■ **OBJECTIVE**: Print every line of the listing exactly, please.

[Extracts from a graphics dataset]
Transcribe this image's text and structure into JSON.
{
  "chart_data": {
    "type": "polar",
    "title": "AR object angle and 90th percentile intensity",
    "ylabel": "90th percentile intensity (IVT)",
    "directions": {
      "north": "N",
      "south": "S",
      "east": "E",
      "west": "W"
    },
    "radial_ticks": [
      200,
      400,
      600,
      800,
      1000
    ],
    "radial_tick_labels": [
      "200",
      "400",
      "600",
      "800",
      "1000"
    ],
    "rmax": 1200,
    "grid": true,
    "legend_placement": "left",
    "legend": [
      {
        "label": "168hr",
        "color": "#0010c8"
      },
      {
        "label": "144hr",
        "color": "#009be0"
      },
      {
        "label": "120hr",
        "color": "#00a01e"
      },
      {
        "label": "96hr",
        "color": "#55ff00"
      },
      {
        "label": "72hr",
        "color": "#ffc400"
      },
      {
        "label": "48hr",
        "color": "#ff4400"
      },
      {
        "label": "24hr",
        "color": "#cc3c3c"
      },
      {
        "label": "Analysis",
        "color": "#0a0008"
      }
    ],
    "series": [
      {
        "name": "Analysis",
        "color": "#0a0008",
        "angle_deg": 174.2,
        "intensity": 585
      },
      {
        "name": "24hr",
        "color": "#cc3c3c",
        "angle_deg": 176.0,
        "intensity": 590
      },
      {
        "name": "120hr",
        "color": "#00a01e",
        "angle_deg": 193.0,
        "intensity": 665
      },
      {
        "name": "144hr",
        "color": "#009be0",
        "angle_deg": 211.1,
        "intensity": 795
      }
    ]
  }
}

■ **PROBLEM SOLUTION**:
Transcribe this image's text and structure into JSON.
{
  "chart_data": {
    "type": "polar",
    "title": "AR object angle and 90th percentile intensity",
    "ylabel": "90th percentile intensity (IVT)",
    "directions": {
      "north": "N",
      "south": "S",
      "east": "E",
      "west": "W"
    },
    "radial_ticks": [
      200,
      400,
      600,
      800,
      1000
    ],
    "radial_tick_labels": [
      "200",
      "400",
      "600",
      "800",
      "1000"
    ],
    "rmax": 1200,
    "grid": true,
    "legend_placement": "left",
    "legend": [
      {
        "label": "168hr",
        "color": "#0010c8"
      },
      {
        "label": "144hr",
        "color": "#009be0"
      },
      {
        "label": "120hr",
        "color": "#00a01e"
      },
      {
        "label": "96hr",
        "color": "#55ff00"
      },
      {
        "label": "72hr",
        "color": "#ffc400"
      },
      {
        "label": "48hr",
        "color": "#ff4400"
      },
      {
        "label": "24hr",
        "color": "#cc3c3c"
      },
      {
        "label": "Analysis",
        "color": "#0a0008"
      }
    ],
    "series": [
      {
        "name": "Analysis",
        "color": "#0a0008",
        "angle_deg": 174.2,
        "intensity": 585
      },
      {
        "name": "24hr",
        "color": "#cc3c3c",
        "angle_deg": 176.0,
        "intensity": 590
      },
      {
        "name": "120hr",
        "color": "#00a01e",
        "angle_deg": 193.0,
        "intensity": 665
      },
      {
        "name": "144hr",
        "color": "#009be0",
        "angle_deg": 211.1,
        "intensity": 795
      }
    ]
  }
}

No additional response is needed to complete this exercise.